▶ Dataset items:
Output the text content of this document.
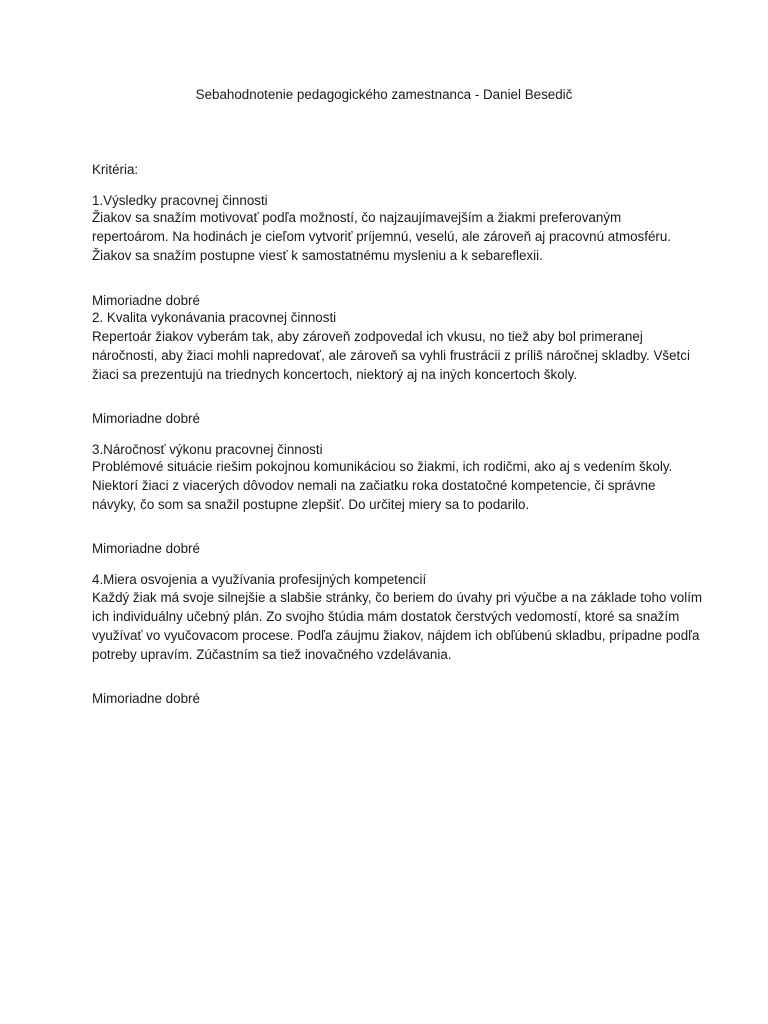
Sebahodnotenie pedagogického zamestnanca - Daniel Besedič

Kritéria:

1.Výsledky pracovnej činnosti

Žiakov sa snažím motivovať podľa možností, čo najzaujímavejším a žiakmi preferovaným
repertoárom. Na hodinách je cieľom vytvoriť príjemnú, veselú, ale zároveň aj pracovnú atmosféru.
Žiakov sa snažím postupne viesť k samostatnému mysleniu a k sebareflexii.

Mimoriadne dobré

2. Kvalita vykonávania pracovnej činnosti
Repertoár žiakov vyberám tak, aby zároveň zodpovedal ich vkusu, no tiež aby bol primeranej
náročnosti, aby žiaci mohli napredovať, ale zároveň sa vyhli frustrácii z príliš náročnej skladby. Všetci
žiaci sa prezentujú na triednych koncertoch, niektorý aj na iných koncertoch školy.

Mimoriadne dobré

3.Náročnosť výkonu pracovnej činnosti

Problémové situácie riešim pokojnou komunikáciou so žiakmi, ich rodičmi, ako aj s vedením školy.
Niektorí žiaci z viacerých dôvodov nemali na začiatku roka dostatočné kompetencie, či správne
návyky, čo som sa snažil postupne zlepšiť. Do určitej miery sa to podarilo.

Mimoriadne dobré

4.Miera osvojenia a využívania profesijných kompetencií

Každý žiak má svoje silnejšie a slabšie stránky, čo beriem do úvahy pri výučbe a na základe toho volím
ich individuálny učebný plán. Zo svojho štúdia mám dostatok čerstvých vedomostí, ktoré sa snažím
využívať vo vyučovacom procese. Podľa záujmu žiakov, nájdem ich obľúbenú skladbu, prípadne podľa
potreby upravím. Zúčastním sa tiež inovačného vzdelávania.

Mimoriadne dobré
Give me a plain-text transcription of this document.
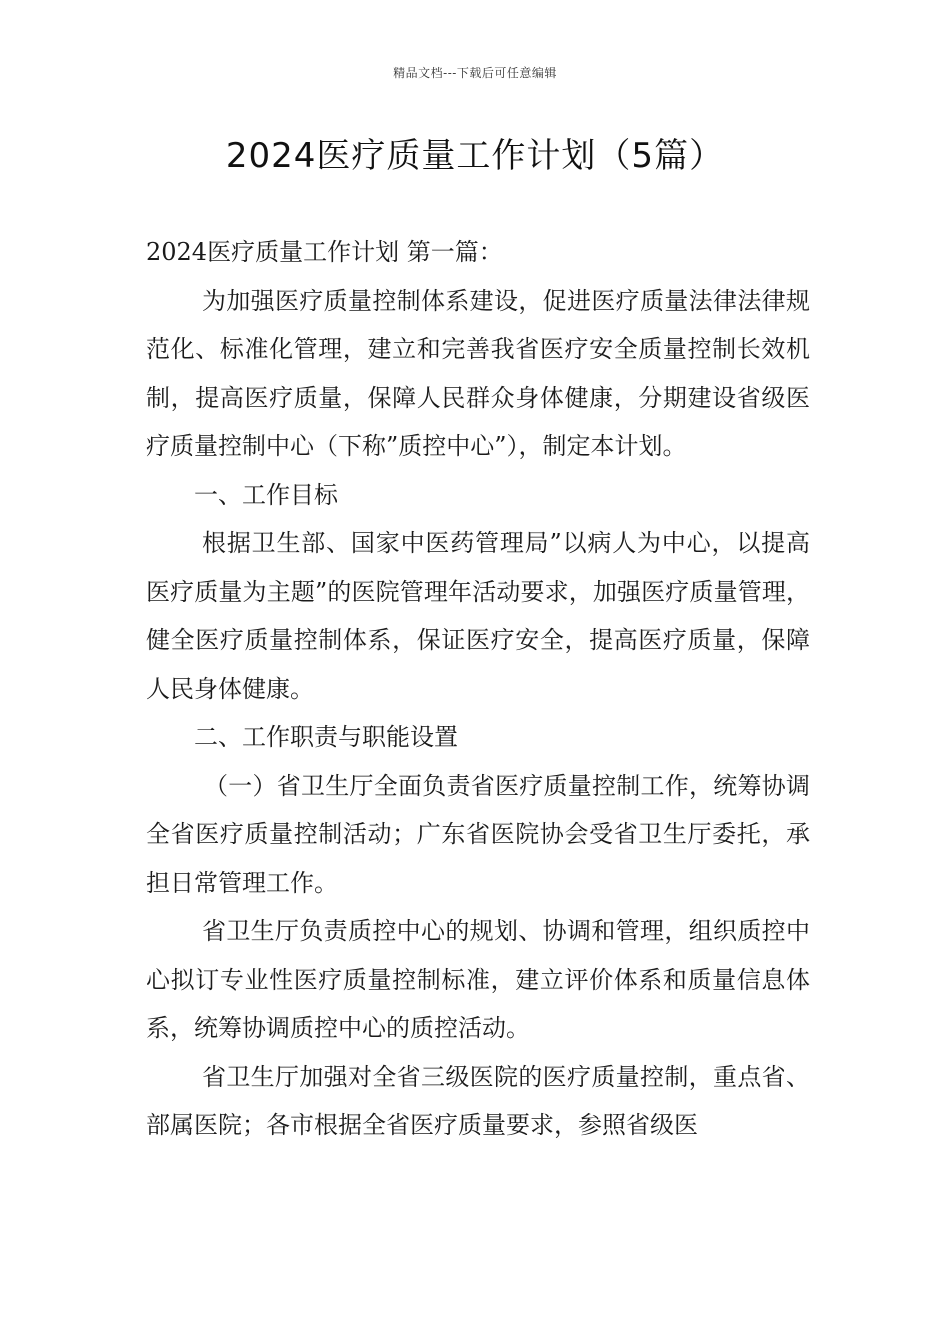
精品文档---下载后可任意编辑
2024医疗质量工作计划（5篇）

2024医疗质量工作计划 第一篇：

为加强医疗质量控制体系建设，促进医疗质量法律法律规范化、标准化管理，建立和完善我省医疗安全质量控制长效机制，提高医疗质量，保障人民群众身体健康，分期建设省级医疗质量控制中心（下称”质控中心”），制定本计划。

一、工作目标

根据卫生部、国家中医药管理局”以病人为中心，以提高医疗质量为主题”的医院管理年活动要求，加强医疗质量管理，健全医疗质量控制体系，保证医疗安全，提高医疗质量，保障人民身体健康。

二、工作职责与职能设置

（一）省卫生厅全面负责省医疗质量控制工作，统筹协调全省医疗质量控制活动；广东省医院协会受省卫生厅委托，承担日常管理工作。

省卫生厅负责质控中心的规划、协调和管理，组织质控中心拟订专业性医疗质量控制标准，建立评价体系和质量信息体系，统筹协调质控中心的质控活动。

省卫生厅加强对全省三级医院的医疗质量控制，重点省、部属医院；各市根据全省医疗质量要求，参照省级医
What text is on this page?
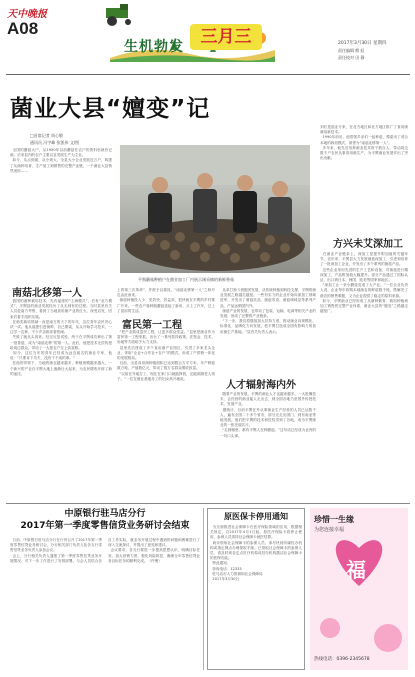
天中晚报
A08
生机勃发 三月三	2017年3月30日 星期四
责任编辑 熊 虹
责任校对 田 静
菌业大县“嬗变”记
□首席记者 周心敬
通讯员 冯宇峰 张凯伟 文/图
平舆蘑菇种植户在菌业加工厂内展示刚采摘的新鲜香菇
全国的蘑菇大户，从1990年以前蘑菇在农户的资料里就有记载。后来县内的农户主要以业发展生产为主业。
如今，从点到面，从小到大，全县大小企业发展近万户，构建了从菌种培育、生产加工到销售的完整产业链，一个菌业大县悄然成形……
刘后是菇业专家，在北方地区和北方地区推广了食用菌栽培新技术。
1990年前后，他带领乡亲们一起种菇，摸索出了适合本地的栽培模式，被誉为“南菇北移第一人”。
多年来，他先后培养菌业技术骨干数百人，带动周边数千户农民从事食用菌生产，为平舆菌业发展作出了突出贡献。
方兴未艾深加工
在菌业产业链条上，深加工是提升附加值的关键环节。近年来，平舆县大力发展菌菇深加工，引进和培育了一批深加工企业，开发出了多个系列的菌菇产品。
这些企业采用先进的生产工艺和设备，对菌菇进行精深加工，产品附加值大幅提升。部分产品通过了国际认证，出口到日本、韩国、欧美等国家和地区。
“深加工让一朵小蘑菇变成了大产业。”一位企业负责人说，企业每年收购本地菌农的鲜菇数千吨，既解决了菌农的销售难题，又为企业提供了稳定的原料来源。
如今，平舆菌业已经形成了从菌种繁育、栽培种植到加工销售的完整产业体系，菌业大县的“嬗变”之路越走越宽广。
南菇北移第一人
我国的菌种栽培技术，先有福建的“上海模式”，后有“北方模式”，平舆县的菌业发展经历了从无到有的过程。当时县里有关人员赴南方考察，看到了当地食用菌产业的红火，深受启发，回来后着手组织实施。
在菌类栽培领域一直是南方的天下的年代，这位青年农民决心试一试。他从福建引进菌种，自己摸索，从头开始学习技术，一边学一边种，不少乡亲都来看热闹。
失败了就从头再来。经过反复试验，终于在平舆成功种出了第一批香菇，成为“南菇北移”的第一人。此后，他把技术无偿传授给周边群众，带动了一大批农户走上致富路。
如今，这位当年的青年已经成为远近闻名的菌业专家，他说：“只要肯下功夫，没有干不成的事。”
在他的带领下，当地的菌农越来越多，种植规模越来越大，一个新兴的产业在平舆大地上逐渐壮大起来，为农民增收开辟了新的途径。
上的第三次革命”，并被予以重视，“南菇北移第一人”之称号也由此而来。
菌菇种植投入少、见效快、效益高，很快就在平舆的乡村推广开来。一些农户靠种植蘑菇盖起了新房、买上了汽车，过上了富裕的生活。
富民第一工程
“把产业做成富民工程，让更多群众受益。”县里把菌业作为富民第一工程来抓，出台了一系列扶持政策，在资金、技术、用地等方面给予大力支持。
县里先后建成了多个食用菌产业园区，引进了多家龙头企业，采取“企业+合作社+农户”的模式，形成了产供销一体化的发展格局。
目前，全县食用菌种植面积已达到数百万平方米，年产鲜菇数万吨，产值数亿元，带动了数万名群众增收致富。
“以前在外地打工，现在在家门口就能挣钱，还能照顾老人孩子。”一位在菌业基地务工的妇女高兴地说。
从单打独斗到抱团发展，从传统种植到科技支撑，平舆的菌业发展之路越走越宽。一些有实力的企业开始向深加工领域进军，开发出了菌菇饮品、菌菇零食、菌菇调味品等系列产品，产品远销国内外。
菌菇产业的发展，也带动了包装、运输、电商等相关产业的发展，形成了完整的产业链条。
“下一步，我们将继续加大扶持力度，推动菌业向规模化、标准化、品牌化方向发展，把平舆打造成全国有影响力的食用菌生产基地。”县有关负责人表示。
人才辐射海内外
随着产业的发展，平舆的菌业人才也越来越多。一大批懂技术、会经营的菌业能人走出去，到全国各地乃至国外传授技术、发展产业。
据统计，目前平舆在外从事菌业生产经营的人员已达数千人，遍布全国二十多个省市，部分还走出国门，到东南亚等地发展。他们把平舆的技术和经验带到了各地，成为平舆菌业的一张亮丽名片。
“走到哪里，都有平舆人在种蘑菇。”这句话已经成为业内的一句口头禅。
中原银行驻马店分行
2017年第一季度零售信贷业务研讨会结束
日前，中原银行驻马店分行在行内召开了2017年第一季度零售信贷业务研讨会，分行相关部门负责人及各支行零售信贷业务负责人参加会议。
会上，分行相关负责人通报了第一季度零售信贷业务开展情况，对下一步工作进行了安排部署。与会人员结合各自工作实际，就业务开展过程中遇到的问题和困难进行了深入交流探讨，并提出了意见和建议。
会议要求，各支行要进一步提高思想认识，明确目标任务，加大营销力度，强化风险防控，确保全年零售信贷业务目标任务的顺利完成。（许俊）
原医保卡停用通知
为全面推进社会保障卡在医疗保险领域的应用，根据相关规定，自2017年4月1日起，原医疗保险卡将停止使用，参保人员须持社会保障卡就医结算。
尚未领取社会保障卡的参保人员，请尽快到所属经办机构或指定网点办理领取手续；已领取社会保障卡的参保人员，请及时到各定点医疗机构或经办机构激活社会保障卡的医保功能。
特此通知。
咨询电话：12333
驻马店市人力资源和社会保障局
2017年3月30日
珍惜一生缘
为您连接幸福
福
热线电话：0396-2345678
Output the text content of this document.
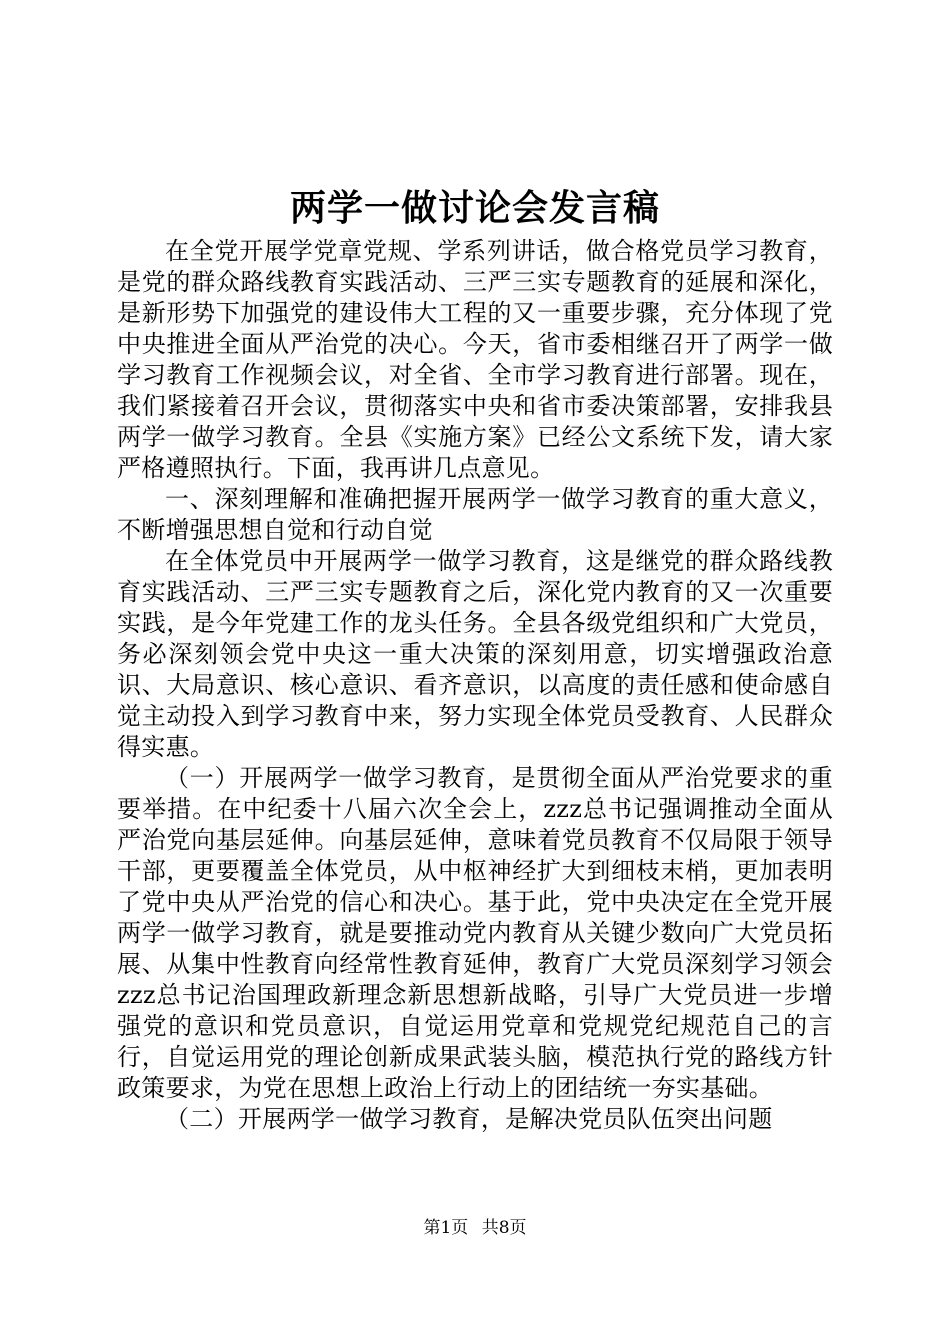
两学一做讨论会发言稿

在全党开展学党章党规、学系列讲话，做合格党员学习教育，是党的群众路线教育实践活动、三严三实专题教育的延展和深化，是新形势下加强党的建设伟大工程的又一重要步骤，充分体现了党中央推进全面从严治党的决心。今天，省市委相继召开了两学一做学习教育工作视频会议，对全省、全市学习教育进行部署。现在，我们紧接着召开会议，贯彻落实中央和省市委决策部署，安排我县两学一做学习教育。全县《实施方案》已经公文系统下发，请大家严格遵照执行。下面，我再讲几点意见。

一、深刻理解和准确把握开展两学一做学习教育的重大意义，不断增强思想自觉和行动自觉

在全体党员中开展两学一做学习教育，这是继党的群众路线教育实践活动、三严三实专题教育之后，深化党内教育的又一次重要实践，是今年党建工作的龙头任务。全县各级党组织和广大党员，务必深刻领会党中央这一重大决策的深刻用意，切实增强政治意识、大局意识、核心意识、看齐意识，以高度的责任感和使命感自觉主动投入到学习教育中来，努力实现全体党员受教育、人民群众得实惠。

（一）开展两学一做学习教育，是贯彻全面从严治党要求的重要举措。在中纪委十八届六次全会上，zzz总书记强调推动全面从严治党向基层延伸。向基层延伸，意味着党员教育不仅局限于领导干部，更要覆盖全体党员，从中枢神经扩大到细枝末梢，更加表明了党中央从严治党的信心和决心。基于此，党中央决定在全党开展两学一做学习教育，就是要推动党内教育从关键少数向广大党员拓展、从集中性教育向经常性教育延伸，教育广大党员深刻学习领会zzz总书记治国理政新理念新思想新战略，引导广大党员进一步增强党的意识和党员意识，自觉运用党章和党规党纪规范自己的言行，自觉运用党的理论创新成果武装头脑，模范执行党的路线方针政策要求，为党在思想上政治上行动上的团结统一夯实基础。

（二）开展两学一做学习教育，是解决党员队伍突出问题

第1页 共8页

▶ Given task: Pick out each line above that includes "podľa" and show it.

▶ Answer for the task:
Žiakov sa snažím motivovať podľa možností, čo najzaujímavejším a žiakmi preferovaným
využívať vo vyučovacom procese. Podľa záujmu žiakov, nájdem ich obľúbenú skladbu, prípadne podľa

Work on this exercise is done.